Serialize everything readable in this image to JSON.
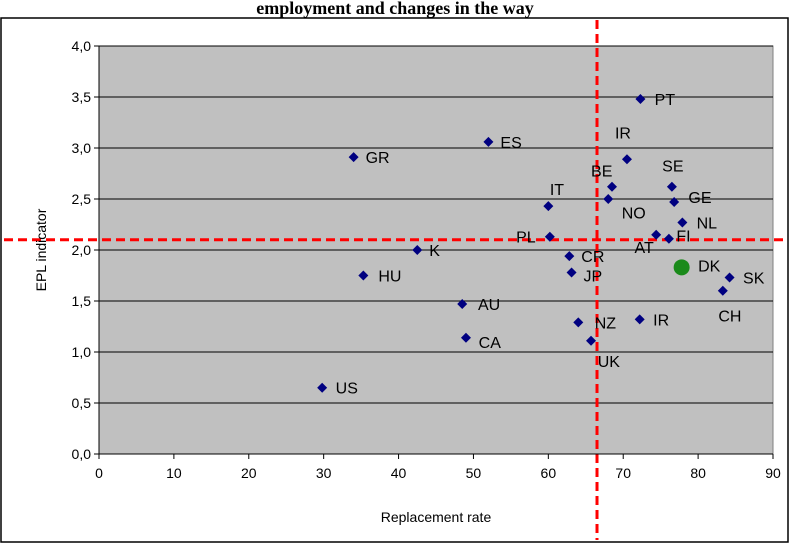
{
  "title": "employment and changes in the way",
  "chart_data": {
    "type": "scatter",
    "xlabel": "Replacement rate",
    "ylabel": "EPL indicator",
    "xlim": [
      0,
      90
    ],
    "ylim": [
      0,
      4
    ],
    "x_ticks": [
      "0",
      "10",
      "20",
      "30",
      "40",
      "50",
      "60",
      "70",
      "80",
      "90"
    ],
    "y_ticks": [
      "0,0",
      "0,5",
      "1,0",
      "1,5",
      "2,0",
      "2,5",
      "3,0",
      "3,5",
      "4,0"
    ],
    "grid": "horizontal",
    "background_color": "#c0c0c0",
    "marker_color": "#000080",
    "highlight_color": "#1a8a1a",
    "reference_line_color": "#ff0000",
    "reference_lines": {
      "x": 66.5,
      "y": 2.1
    },
    "points": [
      {
        "label": "PT",
        "x": 72.3,
        "y": 3.48,
        "lx": 74.2,
        "ly": 3.48
      },
      {
        "label": "ES",
        "x": 52.0,
        "y": 3.06,
        "lx": 53.6,
        "ly": 3.06
      },
      {
        "label": "GR",
        "x": 34.0,
        "y": 2.91,
        "lx": 35.6,
        "ly": 2.91
      },
      {
        "label": "IR",
        "x": 70.5,
        "y": 2.89,
        "lx": 68.9,
        "ly": 3.15
      },
      {
        "label": "BE",
        "x": 68.5,
        "y": 2.62,
        "lx": 65.7,
        "ly": 2.78
      },
      {
        "label": "SE",
        "x": 76.5,
        "y": 2.62,
        "lx": 75.2,
        "ly": 2.83
      },
      {
        "label": "GE",
        "x": 76.8,
        "y": 2.47,
        "lx": 78.7,
        "ly": 2.52
      },
      {
        "label": "IT",
        "x": 60.0,
        "y": 2.43,
        "lx": 60.2,
        "ly": 2.6
      },
      {
        "label": "NO",
        "x": 68.0,
        "y": 2.5,
        "lx": 69.8,
        "ly": 2.37
      },
      {
        "label": "NL",
        "x": 77.9,
        "y": 2.27,
        "lx": 79.8,
        "ly": 2.27
      },
      {
        "label": "FI",
        "x": 76.1,
        "y": 2.11,
        "lx": 77.1,
        "ly": 2.14
      },
      {
        "label": "AT",
        "x": 74.4,
        "y": 2.15,
        "lx": 71.5,
        "ly": 2.03
      },
      {
        "label": "PL",
        "x": 60.2,
        "y": 2.13,
        "lx": 55.7,
        "ly": 2.13
      },
      {
        "label": "K",
        "x": 42.5,
        "y": 2.0,
        "lx": 44.1,
        "ly": 2.0
      },
      {
        "label": "CR",
        "x": 62.8,
        "y": 1.94,
        "lx": 64.4,
        "ly": 1.94
      },
      {
        "label": "DK",
        "x": 77.8,
        "y": 1.83,
        "lx": 80.0,
        "ly": 1.85,
        "highlight": true
      },
      {
        "label": "SK",
        "x": 84.2,
        "y": 1.73,
        "lx": 86.0,
        "ly": 1.73
      },
      {
        "label": "JP",
        "x": 63.1,
        "y": 1.78,
        "lx": 64.7,
        "ly": 1.75
      },
      {
        "label": "HU",
        "x": 35.3,
        "y": 1.75,
        "lx": 37.3,
        "ly": 1.75
      },
      {
        "label": "CH",
        "x": 83.3,
        "y": 1.6,
        "lx": 82.7,
        "ly": 1.36
      },
      {
        "label": "AU",
        "x": 48.5,
        "y": 1.47,
        "lx": 50.6,
        "ly": 1.47
      },
      {
        "label": "IR",
        "x": 72.2,
        "y": 1.32,
        "lx": 74.0,
        "ly": 1.32
      },
      {
        "label": "NZ",
        "x": 64.0,
        "y": 1.29,
        "lx": 66.2,
        "ly": 1.29
      },
      {
        "label": "CA",
        "x": 49.0,
        "y": 1.14,
        "lx": 50.7,
        "ly": 1.1
      },
      {
        "label": "UK",
        "x": 65.7,
        "y": 1.11,
        "lx": 66.6,
        "ly": 0.91
      },
      {
        "label": "US",
        "x": 29.8,
        "y": 0.65,
        "lx": 31.6,
        "ly": 0.65
      }
    ]
  }
}
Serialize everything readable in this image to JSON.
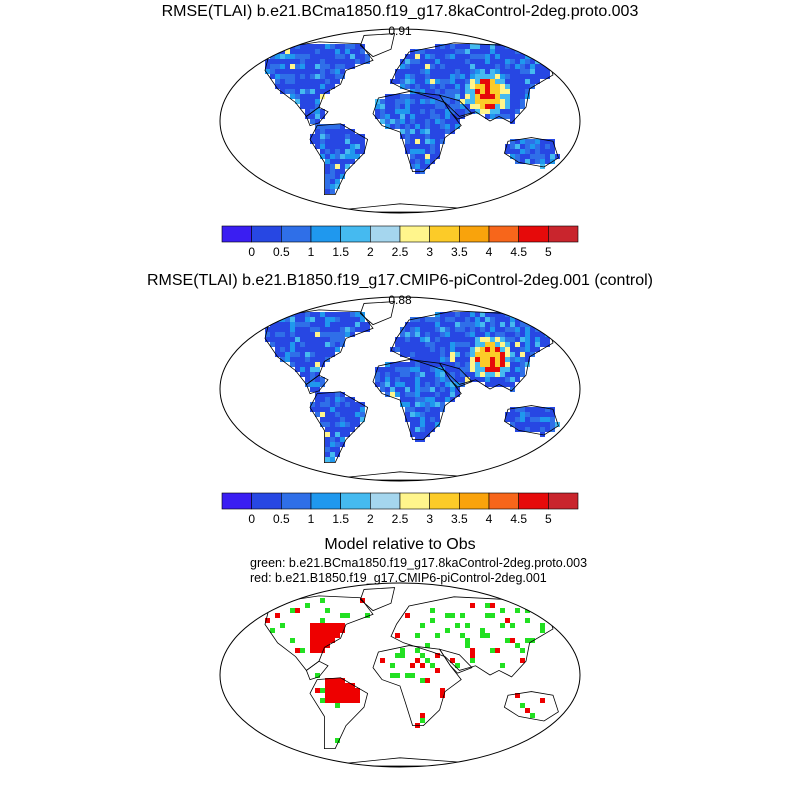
{
  "panels": [
    {
      "title": "RMSE(TLAI) b.e21.BCma1850.f19_g17.8kaControl-2deg.proto.003",
      "value": "0.91"
    },
    {
      "title": "RMSE(TLAI) b.e21.B1850.f19_g17.CMIP6-piControl-2deg.001 (control)",
      "value": "0.88"
    }
  ],
  "colorbar": {
    "colors": [
      "#3a1ef2",
      "#2747e3",
      "#2f6fe8",
      "#1f98ee",
      "#45baf0",
      "#a5d6ee",
      "#fff58c",
      "#fccb28",
      "#f9a30c",
      "#f7661b",
      "#e60a0a",
      "#c9252d"
    ],
    "labels": [
      "0",
      "0.5",
      "1",
      "1.5",
      "2",
      "2.5",
      "3",
      "3.5",
      "4",
      "4.5",
      "5"
    ]
  },
  "comparison": {
    "title": "Model relative to Obs",
    "green_label": "green: b.e21.BCma1850.f19_g17.8kaControl-2deg.proto.003",
    "red_label": "red: b.e21.B1850.f19_g17.CMIP6-piControl-2deg.001",
    "colors": {
      "green": "#22e022",
      "red": "#ee0000"
    }
  }
}
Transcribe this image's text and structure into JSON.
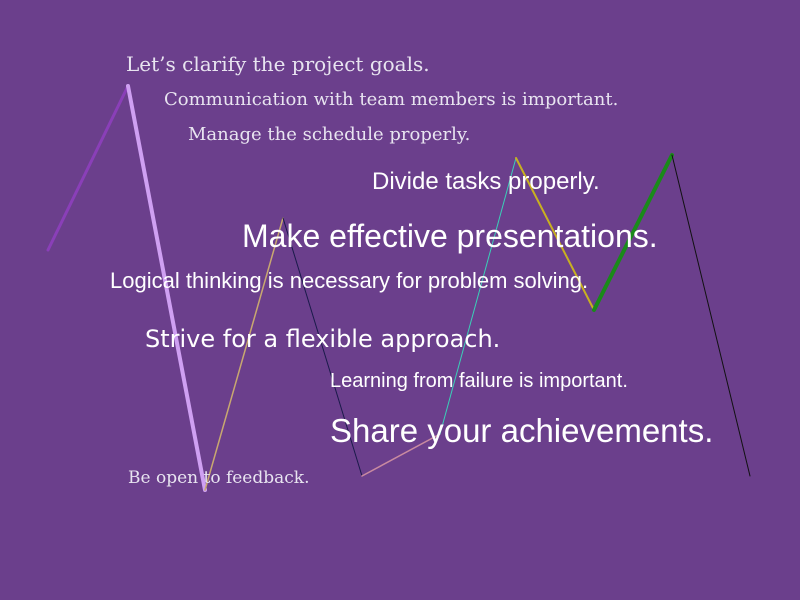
{
  "background": "#6b3f8c",
  "phrases": [
    "Let’s clarify the project goals.",
    "Communication with team members is important.",
    "Manage the schedule properly.",
    "Divide tasks properly.",
    "Make effective presentations.",
    "Logical thinking is necessary for problem solving.",
    "Strive for a flexible approach.",
    "Learning from failure is important.",
    "Share your achievements.",
    "Be open to feedback."
  ],
  "line_colors": [
    "#8a3fb8",
    "#cfa0f2",
    "#c8a870",
    "#1a1a4a",
    "#c98aa0",
    "#3ad0b8",
    "#c8b020",
    "#1a8a1a",
    "#111111"
  ]
}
• • • •
What the exercise asks => From the line containing "Transcribe this image's" down to the last line of the data, print every line exactly and nothing else. Pictures stay out of the copy.

Task answer =>
Transcribe this image's text and structure into JSON.
{
  "background": "#6b3f8c",
  "phrases": [
    "Let’s clarify the project goals.",
    "Communication with team members is important.",
    "Manage the schedule properly.",
    "Divide tasks properly.",
    "Make effective presentations.",
    "Logical thinking is necessary for problem solving.",
    "Strive for a flexible approach.",
    "Learning from failure is important.",
    "Share your achievements.",
    "Be open to feedback."
  ],
  "line_colors": [
    "#8a3fb8",
    "#cfa0f2",
    "#c8a870",
    "#1a1a4a",
    "#c98aa0",
    "#3ad0b8",
    "#c8b020",
    "#1a8a1a",
    "#111111"
  ]
}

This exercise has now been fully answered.